◆ **WHAT TO DO**
Write out the complete material exactly as it stands.
-- RECORDS SUPPLIED start --
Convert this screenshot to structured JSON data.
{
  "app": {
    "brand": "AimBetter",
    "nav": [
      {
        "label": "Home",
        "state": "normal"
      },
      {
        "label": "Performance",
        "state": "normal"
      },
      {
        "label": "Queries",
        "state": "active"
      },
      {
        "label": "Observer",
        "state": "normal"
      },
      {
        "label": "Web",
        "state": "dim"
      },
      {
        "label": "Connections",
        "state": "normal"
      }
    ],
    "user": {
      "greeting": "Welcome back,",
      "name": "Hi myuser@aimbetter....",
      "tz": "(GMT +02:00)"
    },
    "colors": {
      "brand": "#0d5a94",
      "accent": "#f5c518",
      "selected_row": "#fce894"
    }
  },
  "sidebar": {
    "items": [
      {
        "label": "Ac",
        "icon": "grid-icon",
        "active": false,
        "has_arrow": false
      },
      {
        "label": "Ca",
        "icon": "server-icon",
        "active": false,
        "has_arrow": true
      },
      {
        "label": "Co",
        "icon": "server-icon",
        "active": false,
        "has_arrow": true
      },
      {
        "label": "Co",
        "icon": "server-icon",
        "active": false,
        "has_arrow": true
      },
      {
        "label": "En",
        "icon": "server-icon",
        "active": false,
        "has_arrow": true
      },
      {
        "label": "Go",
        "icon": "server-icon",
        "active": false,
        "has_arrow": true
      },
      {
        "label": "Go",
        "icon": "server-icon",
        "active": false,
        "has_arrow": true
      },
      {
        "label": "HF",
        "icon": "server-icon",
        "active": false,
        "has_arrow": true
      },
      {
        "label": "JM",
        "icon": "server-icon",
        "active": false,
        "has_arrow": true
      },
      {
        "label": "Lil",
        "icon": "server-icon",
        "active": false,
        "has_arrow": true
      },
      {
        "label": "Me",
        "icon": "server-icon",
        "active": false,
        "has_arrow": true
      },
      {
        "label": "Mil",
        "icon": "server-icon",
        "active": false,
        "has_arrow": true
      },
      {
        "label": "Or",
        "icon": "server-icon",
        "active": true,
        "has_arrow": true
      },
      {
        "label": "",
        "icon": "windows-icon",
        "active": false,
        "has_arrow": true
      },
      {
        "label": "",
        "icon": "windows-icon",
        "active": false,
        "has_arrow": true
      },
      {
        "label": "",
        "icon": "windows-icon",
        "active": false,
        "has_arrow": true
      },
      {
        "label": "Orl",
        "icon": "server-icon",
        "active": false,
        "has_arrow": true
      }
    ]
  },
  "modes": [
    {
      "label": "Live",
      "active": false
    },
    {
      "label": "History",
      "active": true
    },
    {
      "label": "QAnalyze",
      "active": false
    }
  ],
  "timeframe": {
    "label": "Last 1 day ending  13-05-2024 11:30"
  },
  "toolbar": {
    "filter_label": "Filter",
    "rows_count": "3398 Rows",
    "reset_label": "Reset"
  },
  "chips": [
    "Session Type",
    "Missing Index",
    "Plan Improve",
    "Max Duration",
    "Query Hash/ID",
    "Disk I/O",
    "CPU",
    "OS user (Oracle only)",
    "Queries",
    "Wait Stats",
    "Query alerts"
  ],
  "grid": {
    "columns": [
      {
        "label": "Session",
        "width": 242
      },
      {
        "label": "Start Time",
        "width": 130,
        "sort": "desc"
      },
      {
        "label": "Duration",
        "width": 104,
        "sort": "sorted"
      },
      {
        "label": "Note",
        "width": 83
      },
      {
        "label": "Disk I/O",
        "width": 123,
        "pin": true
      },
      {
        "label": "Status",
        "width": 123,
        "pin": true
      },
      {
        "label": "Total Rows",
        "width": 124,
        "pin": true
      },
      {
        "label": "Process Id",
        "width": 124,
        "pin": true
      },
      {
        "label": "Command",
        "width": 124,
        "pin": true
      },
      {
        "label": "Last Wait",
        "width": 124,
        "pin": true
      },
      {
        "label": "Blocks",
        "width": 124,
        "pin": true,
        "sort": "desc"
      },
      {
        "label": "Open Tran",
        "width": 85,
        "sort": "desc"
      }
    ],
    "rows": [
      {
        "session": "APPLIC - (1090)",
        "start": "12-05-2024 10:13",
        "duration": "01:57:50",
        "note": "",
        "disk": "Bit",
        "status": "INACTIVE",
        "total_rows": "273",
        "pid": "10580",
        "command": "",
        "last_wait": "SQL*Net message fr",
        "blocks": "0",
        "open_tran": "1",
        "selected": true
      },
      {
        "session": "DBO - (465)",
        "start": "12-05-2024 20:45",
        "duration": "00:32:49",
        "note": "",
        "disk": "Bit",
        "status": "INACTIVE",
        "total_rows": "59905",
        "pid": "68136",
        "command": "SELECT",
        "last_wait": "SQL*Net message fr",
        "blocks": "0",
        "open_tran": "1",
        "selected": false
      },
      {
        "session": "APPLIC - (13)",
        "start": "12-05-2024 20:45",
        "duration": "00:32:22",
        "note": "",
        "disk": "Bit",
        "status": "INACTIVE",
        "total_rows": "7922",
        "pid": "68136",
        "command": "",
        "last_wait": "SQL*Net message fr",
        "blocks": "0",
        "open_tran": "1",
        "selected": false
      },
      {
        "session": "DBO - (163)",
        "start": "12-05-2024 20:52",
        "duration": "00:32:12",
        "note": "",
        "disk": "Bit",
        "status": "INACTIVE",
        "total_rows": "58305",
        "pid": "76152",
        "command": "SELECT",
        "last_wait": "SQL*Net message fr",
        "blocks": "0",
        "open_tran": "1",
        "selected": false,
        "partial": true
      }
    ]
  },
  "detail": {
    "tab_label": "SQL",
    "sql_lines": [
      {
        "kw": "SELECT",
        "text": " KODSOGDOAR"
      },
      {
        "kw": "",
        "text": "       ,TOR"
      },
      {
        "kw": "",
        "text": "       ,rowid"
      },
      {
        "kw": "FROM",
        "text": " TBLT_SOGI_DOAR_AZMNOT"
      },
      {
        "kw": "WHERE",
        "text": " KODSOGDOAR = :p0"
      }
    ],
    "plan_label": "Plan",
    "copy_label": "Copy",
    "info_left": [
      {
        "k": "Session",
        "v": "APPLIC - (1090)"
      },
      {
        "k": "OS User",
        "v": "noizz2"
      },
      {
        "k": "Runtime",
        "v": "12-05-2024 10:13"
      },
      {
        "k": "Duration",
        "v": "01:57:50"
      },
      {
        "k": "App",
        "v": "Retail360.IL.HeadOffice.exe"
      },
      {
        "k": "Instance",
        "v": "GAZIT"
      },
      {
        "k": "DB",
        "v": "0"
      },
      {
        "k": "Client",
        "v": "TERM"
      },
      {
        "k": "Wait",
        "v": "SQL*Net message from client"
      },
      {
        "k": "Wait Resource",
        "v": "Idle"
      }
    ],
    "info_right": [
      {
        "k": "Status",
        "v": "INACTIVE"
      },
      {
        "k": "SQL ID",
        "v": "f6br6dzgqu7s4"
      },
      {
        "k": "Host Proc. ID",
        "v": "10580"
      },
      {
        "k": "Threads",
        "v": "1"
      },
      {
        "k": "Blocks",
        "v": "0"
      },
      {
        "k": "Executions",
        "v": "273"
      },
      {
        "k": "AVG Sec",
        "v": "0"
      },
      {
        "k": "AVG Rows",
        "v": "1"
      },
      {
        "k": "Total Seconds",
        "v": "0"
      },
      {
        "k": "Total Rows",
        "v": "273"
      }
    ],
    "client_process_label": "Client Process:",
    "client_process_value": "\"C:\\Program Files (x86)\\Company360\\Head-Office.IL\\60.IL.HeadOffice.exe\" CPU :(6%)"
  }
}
-- RECORDS SUPPLIED end --
◆ **THE RESPONSE**
Convert this screenshot to structured JSON data.
{
  "app": {
    "brand": "AimBetter",
    "nav": [
      {
        "label": "Home",
        "state": "normal"
      },
      {
        "label": "Performance",
        "state": "normal"
      },
      {
        "label": "Queries",
        "state": "active"
      },
      {
        "label": "Observer",
        "state": "normal"
      },
      {
        "label": "Web",
        "state": "dim"
      },
      {
        "label": "Connections",
        "state": "normal"
      }
    ],
    "user": {
      "greeting": "Welcome back,",
      "name": "Hi myuser@aimbetter....",
      "tz": "(GMT +02:00)"
    },
    "colors": {
      "brand": "#0d5a94",
      "accent": "#f5c518",
      "selected_row": "#fce894"
    }
  },
  "sidebar": {
    "items": [
      {
        "label": "Ac",
        "icon": "grid-icon",
        "active": false,
        "has_arrow": false
      },
      {
        "label": "Ca",
        "icon": "server-icon",
        "active": false,
        "has_arrow": true
      },
      {
        "label": "Co",
        "icon": "server-icon",
        "active": false,
        "has_arrow": true
      },
      {
        "label": "Co",
        "icon": "server-icon",
        "active": false,
        "has_arrow": true
      },
      {
        "label": "En",
        "icon": "server-icon",
        "active": false,
        "has_arrow": true
      },
      {
        "label": "Go",
        "icon": "server-icon",
        "active": false,
        "has_arrow": true
      },
      {
        "label": "Go",
        "icon": "server-icon",
        "active": false,
        "has_arrow": true
      },
      {
        "label": "HF",
        "icon": "server-icon",
        "active": false,
        "has_arrow": true
      },
      {
        "label": "JM",
        "icon": "server-icon",
        "active": false,
        "has_arrow": true
      },
      {
        "label": "Lil",
        "icon": "server-icon",
        "active": false,
        "has_arrow": true
      },
      {
        "label": "Me",
        "icon": "server-icon",
        "active": false,
        "has_arrow": true
      },
      {
        "label": "Mil",
        "icon": "server-icon",
        "active": false,
        "has_arrow": true
      },
      {
        "label": "Or",
        "icon": "server-icon",
        "active": true,
        "has_arrow": true
      },
      {
        "label": "",
        "icon": "windows-icon",
        "active": false,
        "has_arrow": true
      },
      {
        "label": "",
        "icon": "windows-icon",
        "active": false,
        "has_arrow": true
      },
      {
        "label": "",
        "icon": "windows-icon",
        "active": false,
        "has_arrow": true
      },
      {
        "label": "Orl",
        "icon": "server-icon",
        "active": false,
        "has_arrow": true
      }
    ]
  },
  "modes": [
    {
      "label": "Live",
      "active": false
    },
    {
      "label": "History",
      "active": true
    },
    {
      "label": "QAnalyze",
      "active": false
    }
  ],
  "timeframe": {
    "label": "Last 1 day ending  13-05-2024 11:30"
  },
  "toolbar": {
    "filter_label": "Filter",
    "rows_count": "3398 Rows",
    "reset_label": "Reset"
  },
  "chips": [
    "Session Type",
    "Missing Index",
    "Plan Improve",
    "Max Duration",
    "Query Hash/ID",
    "Disk I/O",
    "CPU",
    "OS user (Oracle only)",
    "Queries",
    "Wait Stats",
    "Query alerts"
  ],
  "grid": {
    "columns": [
      {
        "label": "Session",
        "width": 242
      },
      {
        "label": "Start Time",
        "width": 130,
        "sort": "desc"
      },
      {
        "label": "Duration",
        "width": 104,
        "sort": "sorted"
      },
      {
        "label": "Note",
        "width": 83
      },
      {
        "label": "Disk I/O",
        "width": 123,
        "pin": true
      },
      {
        "label": "Status",
        "width": 123,
        "pin": true
      },
      {
        "label": "Total Rows",
        "width": 124,
        "pin": true
      },
      {
        "label": "Process Id",
        "width": 124,
        "pin": true
      },
      {
        "label": "Command",
        "width": 124,
        "pin": true
      },
      {
        "label": "Last Wait",
        "width": 124,
        "pin": true
      },
      {
        "label": "Blocks",
        "width": 124,
        "pin": true,
        "sort": "desc"
      },
      {
        "label": "Open Tran",
        "width": 85,
        "sort": "desc"
      }
    ],
    "rows": [
      {
        "session": "APPLIC - (1090)",
        "start": "12-05-2024 10:13",
        "duration": "01:57:50",
        "note": "",
        "disk": "Bit",
        "status": "INACTIVE",
        "total_rows": "273",
        "pid": "10580",
        "command": "",
        "last_wait": "SQL*Net message fr",
        "blocks": "0",
        "open_tran": "1",
        "selected": true
      },
      {
        "session": "DBO - (465)",
        "start": "12-05-2024 20:45",
        "duration": "00:32:49",
        "note": "",
        "disk": "Bit",
        "status": "INACTIVE",
        "total_rows": "59905",
        "pid": "68136",
        "command": "SELECT",
        "last_wait": "SQL*Net message fr",
        "blocks": "0",
        "open_tran": "1",
        "selected": false
      },
      {
        "session": "APPLIC - (13)",
        "start": "12-05-2024 20:45",
        "duration": "00:32:22",
        "note": "",
        "disk": "Bit",
        "status": "INACTIVE",
        "total_rows": "7922",
        "pid": "68136",
        "command": "",
        "last_wait": "SQL*Net message fr",
        "blocks": "0",
        "open_tran": "1",
        "selected": false
      },
      {
        "session": "DBO - (163)",
        "start": "12-05-2024 20:52",
        "duration": "00:32:12",
        "note": "",
        "disk": "Bit",
        "status": "INACTIVE",
        "total_rows": "58305",
        "pid": "76152",
        "command": "SELECT",
        "last_wait": "SQL*Net message fr",
        "blocks": "0",
        "open_tran": "1",
        "selected": false,
        "partial": true
      }
    ]
  },
  "detail": {
    "tab_label": "SQL",
    "sql_lines": [
      {
        "kw": "SELECT",
        "text": " KODSOGDOAR"
      },
      {
        "kw": "",
        "text": "       ,TOR"
      },
      {
        "kw": "",
        "text": "       ,rowid"
      },
      {
        "kw": "FROM",
        "text": " TBLT_SOGI_DOAR_AZMNOT"
      },
      {
        "kw": "WHERE",
        "text": " KODSOGDOAR = :p0"
      }
    ],
    "plan_label": "Plan",
    "copy_label": "Copy",
    "info_left": [
      {
        "k": "Session",
        "v": "APPLIC - (1090)"
      },
      {
        "k": "OS User",
        "v": "noizz2"
      },
      {
        "k": "Runtime",
        "v": "12-05-2024 10:13"
      },
      {
        "k": "Duration",
        "v": "01:57:50"
      },
      {
        "k": "App",
        "v": "Retail360.IL.HeadOffice.exe"
      },
      {
        "k": "Instance",
        "v": "GAZIT"
      },
      {
        "k": "DB",
        "v": "0"
      },
      {
        "k": "Client",
        "v": "TERM"
      },
      {
        "k": "Wait",
        "v": "SQL*Net message from client"
      },
      {
        "k": "Wait Resource",
        "v": "Idle"
      }
    ],
    "info_right": [
      {
        "k": "Status",
        "v": "INACTIVE"
      },
      {
        "k": "SQL ID",
        "v": "f6br6dzgqu7s4"
      },
      {
        "k": "Host Proc. ID",
        "v": "10580"
      },
      {
        "k": "Threads",
        "v": "1"
      },
      {
        "k": "Blocks",
        "v": "0"
      },
      {
        "k": "Executions",
        "v": "273"
      },
      {
        "k": "AVG Sec",
        "v": "0"
      },
      {
        "k": "AVG Rows",
        "v": "1"
      },
      {
        "k": "Total Seconds",
        "v": "0"
      },
      {
        "k": "Total Rows",
        "v": "273"
      }
    ],
    "client_process_label": "Client Process:",
    "client_process_value": "\"C:\\Program Files (x86)\\Company360\\Head-Office.IL\\60.IL.HeadOffice.exe\" CPU :(6%)"
  }
}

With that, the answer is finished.